_Requirements_
Each line that holds the string "JSON" counts once; say how many such lines there are and add nothing.

_Supplied records_
>>

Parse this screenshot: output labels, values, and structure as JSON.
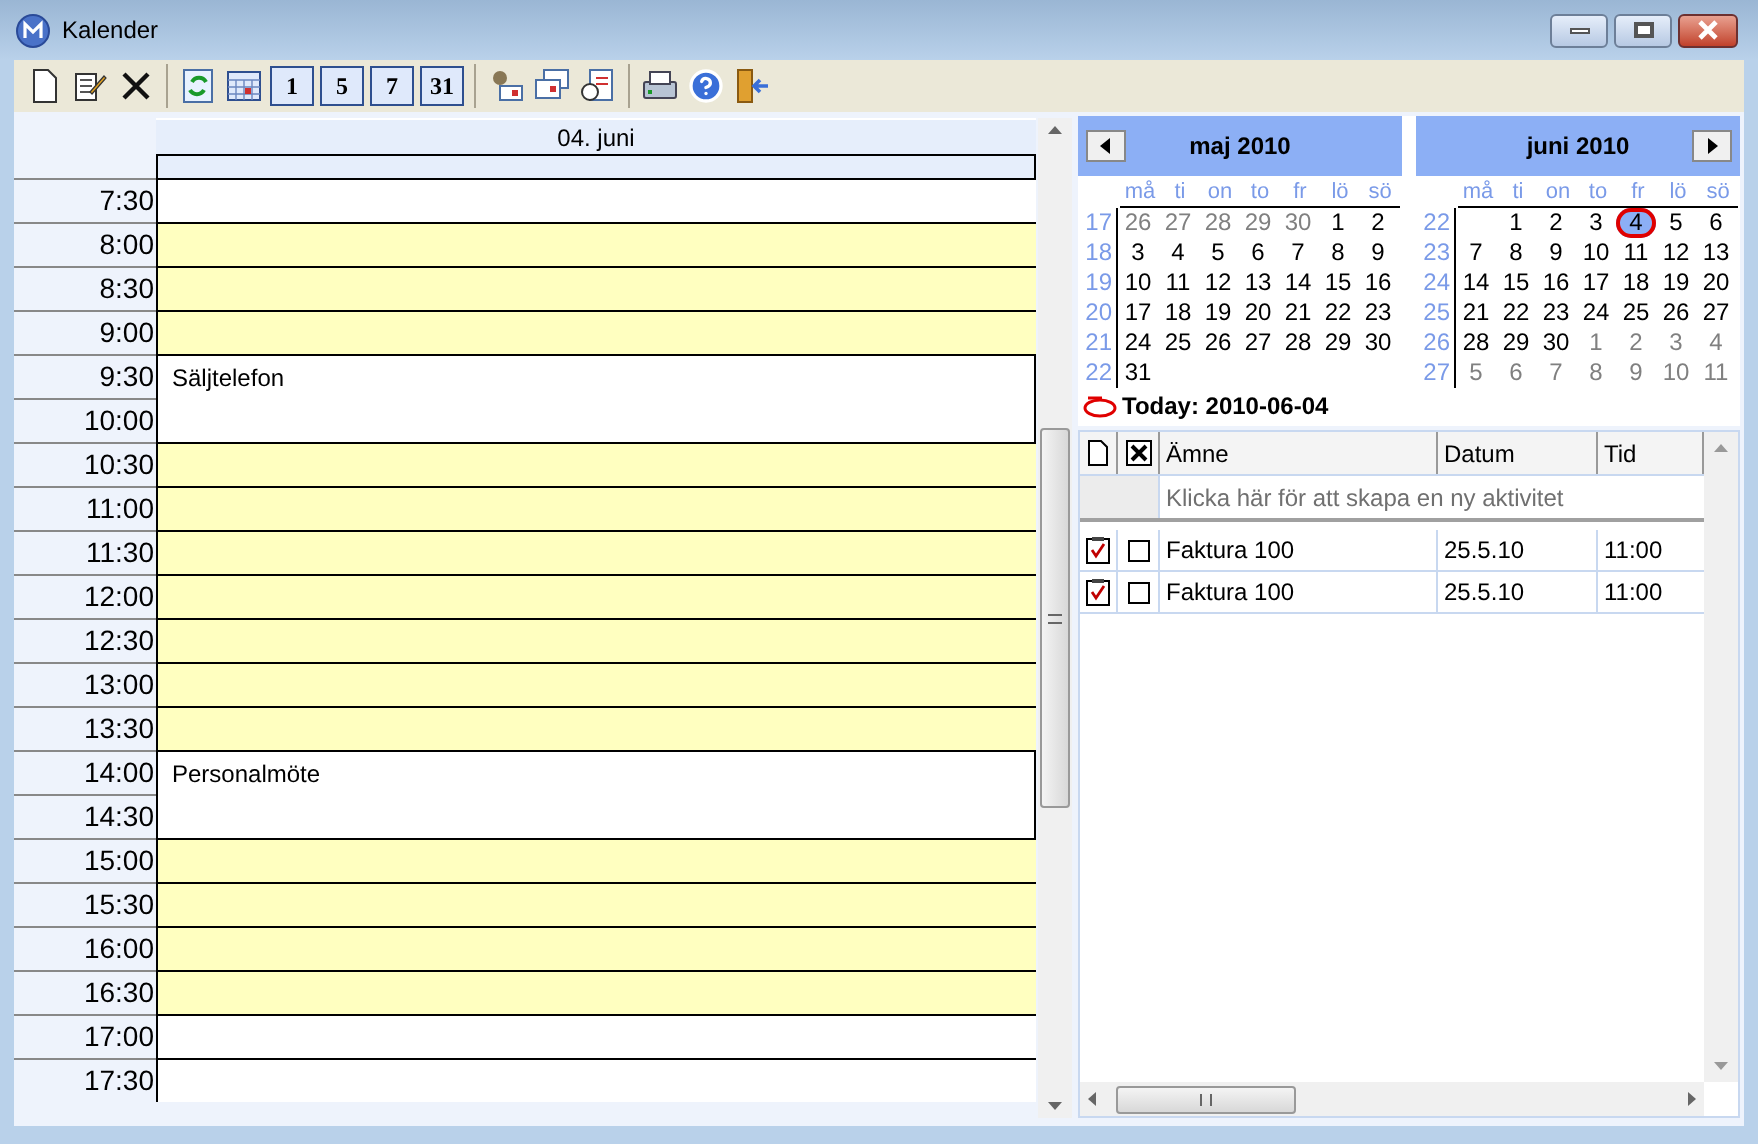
{
  "window": {
    "title": "Kalender"
  },
  "toolbar": [
    {
      "kind": "new"
    },
    {
      "kind": "edit"
    },
    {
      "kind": "delete"
    },
    {
      "kind": "separator"
    },
    {
      "kind": "refresh"
    },
    {
      "kind": "grid"
    },
    {
      "kind": "numbered",
      "label": "1"
    },
    {
      "kind": "numbered",
      "label": "5"
    },
    {
      "kind": "numbered",
      "label": "7"
    },
    {
      "kind": "numbered",
      "label": "31"
    },
    {
      "kind": "separator"
    },
    {
      "kind": "person"
    },
    {
      "kind": "windows"
    },
    {
      "kind": "clock"
    },
    {
      "kind": "separator"
    },
    {
      "kind": "print"
    },
    {
      "kind": "help"
    },
    {
      "kind": "exit"
    }
  ],
  "day_view": {
    "header": "04. juni",
    "rows": [
      {
        "kind": "slot",
        "time": "7:30",
        "working": false
      },
      {
        "kind": "slot",
        "time": "8:00",
        "working": true
      },
      {
        "kind": "slot",
        "time": "8:30",
        "working": true
      },
      {
        "kind": "slot",
        "time": "9:00",
        "working": true
      },
      {
        "kind": "appointment",
        "times": [
          "9:30",
          "10:00"
        ],
        "title": "Säljtelefon"
      },
      {
        "kind": "slot",
        "time": "10:30",
        "working": true
      },
      {
        "kind": "slot",
        "time": "11:00",
        "working": true
      },
      {
        "kind": "slot",
        "time": "11:30",
        "working": true
      },
      {
        "kind": "slot",
        "time": "12:00",
        "working": true
      },
      {
        "kind": "slot",
        "time": "12:30",
        "working": true
      },
      {
        "kind": "slot",
        "time": "13:00",
        "working": true
      },
      {
        "kind": "slot",
        "time": "13:30",
        "working": true
      },
      {
        "kind": "appointment",
        "times": [
          "14:00",
          "14:30"
        ],
        "title": "Personalmöte"
      },
      {
        "kind": "slot",
        "time": "15:00",
        "working": true
      },
      {
        "kind": "slot",
        "time": "15:30",
        "working": true
      },
      {
        "kind": "slot",
        "time": "16:00",
        "working": true
      },
      {
        "kind": "slot",
        "time": "16:30",
        "working": true
      },
      {
        "kind": "slot",
        "time": "17:00",
        "working": false
      },
      {
        "kind": "slot",
        "time": "17:30",
        "working": false
      }
    ]
  },
  "calendars": [
    {
      "title": "maj 2010",
      "weekdays": [
        "må",
        "ti",
        "on",
        "to",
        "fr",
        "lö",
        "sö"
      ],
      "weeks": [
        {
          "week": "17",
          "days": [
            {
              "d": "26",
              "muted": true,
              "selected": false
            },
            {
              "d": "27",
              "muted": true,
              "selected": false
            },
            {
              "d": "28",
              "muted": true,
              "selected": false
            },
            {
              "d": "29",
              "muted": true,
              "selected": false
            },
            {
              "d": "30",
              "muted": true,
              "selected": false
            },
            {
              "d": "1",
              "muted": false,
              "selected": false
            },
            {
              "d": "2",
              "muted": false,
              "selected": false
            }
          ]
        },
        {
          "week": "18",
          "days": [
            {
              "d": "3",
              "muted": false,
              "selected": false
            },
            {
              "d": "4",
              "muted": false,
              "selected": false
            },
            {
              "d": "5",
              "muted": false,
              "selected": false
            },
            {
              "d": "6",
              "muted": false,
              "selected": false
            },
            {
              "d": "7",
              "muted": false,
              "selected": false
            },
            {
              "d": "8",
              "muted": false,
              "selected": false
            },
            {
              "d": "9",
              "muted": false,
              "selected": false
            }
          ]
        },
        {
          "week": "19",
          "days": [
            {
              "d": "10",
              "muted": false,
              "selected": false
            },
            {
              "d": "11",
              "muted": false,
              "selected": false
            },
            {
              "d": "12",
              "muted": false,
              "selected": false
            },
            {
              "d": "13",
              "muted": false,
              "selected": false
            },
            {
              "d": "14",
              "muted": false,
              "selected": false
            },
            {
              "d": "15",
              "muted": false,
              "selected": false
            },
            {
              "d": "16",
              "muted": false,
              "selected": false
            }
          ]
        },
        {
          "week": "20",
          "days": [
            {
              "d": "17",
              "muted": false,
              "selected": false
            },
            {
              "d": "18",
              "muted": false,
              "selected": false
            },
            {
              "d": "19",
              "muted": false,
              "selected": false
            },
            {
              "d": "20",
              "muted": false,
              "selected": false
            },
            {
              "d": "21",
              "muted": false,
              "selected": false
            },
            {
              "d": "22",
              "muted": false,
              "selected": false
            },
            {
              "d": "23",
              "muted": false,
              "selected": false
            }
          ]
        },
        {
          "week": "21",
          "days": [
            {
              "d": "24",
              "muted": false,
              "selected": false
            },
            {
              "d": "25",
              "muted": false,
              "selected": false
            },
            {
              "d": "26",
              "muted": false,
              "selected": false
            },
            {
              "d": "27",
              "muted": false,
              "selected": false
            },
            {
              "d": "28",
              "muted": false,
              "selected": false
            },
            {
              "d": "29",
              "muted": false,
              "selected": false
            },
            {
              "d": "30",
              "muted": false,
              "selected": false
            }
          ]
        },
        {
          "week": "22",
          "days": [
            {
              "d": "31",
              "muted": false,
              "selected": false
            }
          ]
        }
      ]
    },
    {
      "title": "juni 2010",
      "weekdays": [
        "må",
        "ti",
        "on",
        "to",
        "fr",
        "lö",
        "sö"
      ],
      "weeks": [
        {
          "week": "22",
          "days": [
            {
              "d": "1",
              "muted": false,
              "selected": false
            },
            {
              "d": "2",
              "muted": false,
              "selected": false
            },
            {
              "d": "3",
              "muted": false,
              "selected": false
            },
            {
              "d": "4",
              "muted": false,
              "selected": true
            },
            {
              "d": "5",
              "muted": false,
              "selected": false
            },
            {
              "d": "6",
              "muted": false,
              "selected": false
            }
          ]
        },
        {
          "week": "23",
          "days": [
            {
              "d": "7",
              "muted": false,
              "selected": false
            },
            {
              "d": "8",
              "muted": false,
              "selected": false
            },
            {
              "d": "9",
              "muted": false,
              "selected": false
            },
            {
              "d": "10",
              "muted": false,
              "selected": false
            },
            {
              "d": "11",
              "muted": false,
              "selected": false
            },
            {
              "d": "12",
              "muted": false,
              "selected": false
            },
            {
              "d": "13",
              "muted": false,
              "selected": false
            }
          ]
        },
        {
          "week": "24",
          "days": [
            {
              "d": "14",
              "muted": false,
              "selected": false
            },
            {
              "d": "15",
              "muted": false,
              "selected": false
            },
            {
              "d": "16",
              "muted": false,
              "selected": false
            },
            {
              "d": "17",
              "muted": false,
              "selected": false
            },
            {
              "d": "18",
              "muted": false,
              "selected": false
            },
            {
              "d": "19",
              "muted": false,
              "selected": false
            },
            {
              "d": "20",
              "muted": false,
              "selected": false
            }
          ]
        },
        {
          "week": "25",
          "days": [
            {
              "d": "21",
              "muted": false,
              "selected": false
            },
            {
              "d": "22",
              "muted": false,
              "selected": false
            },
            {
              "d": "23",
              "muted": false,
              "selected": false
            },
            {
              "d": "24",
              "muted": false,
              "selected": false
            },
            {
              "d": "25",
              "muted": false,
              "selected": false
            },
            {
              "d": "26",
              "muted": false,
              "selected": false
            },
            {
              "d": "27",
              "muted": false,
              "selected": false
            }
          ]
        },
        {
          "week": "26",
          "days": [
            {
              "d": "28",
              "muted": false,
              "selected": false
            },
            {
              "d": "29",
              "muted": false,
              "selected": false
            },
            {
              "d": "30",
              "muted": false,
              "selected": false
            },
            {
              "d": "1",
              "muted": true,
              "selected": false
            },
            {
              "d": "2",
              "muted": true,
              "selected": false
            },
            {
              "d": "3",
              "muted": true,
              "selected": false
            },
            {
              "d": "4",
              "muted": true,
              "selected": false
            }
          ]
        },
        {
          "week": "27",
          "days": [
            {
              "d": "5",
              "muted": true,
              "selected": false
            },
            {
              "d": "6",
              "muted": true,
              "selected": false
            },
            {
              "d": "7",
              "muted": true,
              "selected": false
            },
            {
              "d": "8",
              "muted": true,
              "selected": false
            },
            {
              "d": "9",
              "muted": true,
              "selected": false
            },
            {
              "d": "10",
              "muted": true,
              "selected": false
            },
            {
              "d": "11",
              "muted": true,
              "selected": false
            }
          ]
        }
      ]
    }
  ],
  "today": "Today: 2010-06-04",
  "tasks": {
    "columns": [
      "Ämne",
      "Datum",
      "Tid"
    ],
    "new_row_placeholder": "Klicka här för att skapa en ny aktivitet",
    "rows": [
      {
        "subject": "Faktura 100",
        "date": "25.5.10",
        "time": "11:00",
        "done": false
      },
      {
        "subject": "Faktura 100",
        "date": "25.5.10",
        "time": "11:00",
        "done": false
      }
    ]
  }
}
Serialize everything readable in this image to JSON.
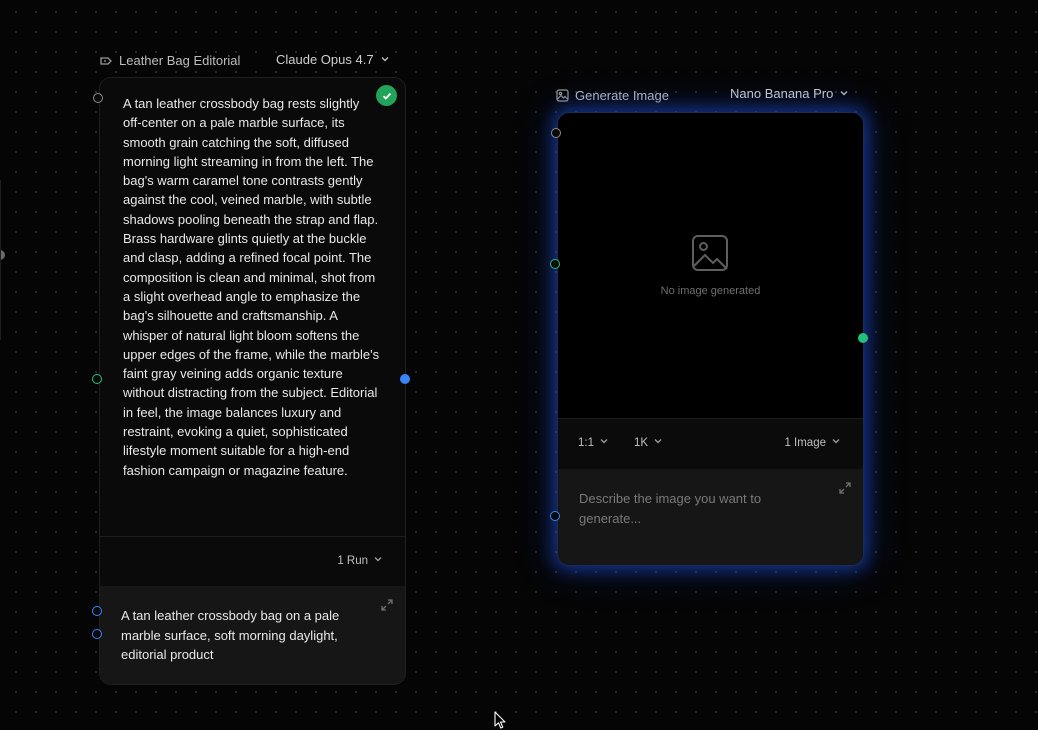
{
  "text_node": {
    "label": "Leather Bag Editorial",
    "model": "Claude Opus 4.7",
    "output_text": "A tan leather crossbody bag rests slightly off-center on a pale marble surface, its smooth grain catching the soft, diffused morning light streaming in from the left. The bag's warm caramel tone contrasts gently against the cool, veined marble, with subtle shadows pooling beneath the strap and flap. Brass hardware glints quietly at the buckle and clasp, adding a refined focal point. The composition is clean and minimal, shot from a slight overhead angle to emphasize the bag's silhouette and craftsmanship. A whisper of natural light bloom softens the upper edges of the frame, while the marble's faint gray veining adds organic texture without distracting from the subject. Editorial in feel, the image balances luxury and restraint, evoking a quiet, sophisticated lifestyle moment suitable for a high-end fashion campaign or magazine feature.",
    "runs": "1 Run",
    "prompt": "A tan leather crossbody bag on a pale marble surface, soft morning daylight, editorial product",
    "status_color": "#22a35a"
  },
  "image_node": {
    "label": "Generate Image",
    "model": "Nano Banana Pro",
    "empty_text": "No image generated",
    "aspect_ratio": "1:1",
    "resolution": "1K",
    "count": "1 Image",
    "prompt_placeholder": "Describe the image you want to generate...",
    "glow_color": "#1d4ed8"
  },
  "icons": [
    "text-node-icon",
    "chevron-down-icon",
    "check-icon",
    "image-node-icon",
    "image-placeholder-icon",
    "expand-icon",
    "cursor-icon"
  ]
}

<<

_Written reply_
2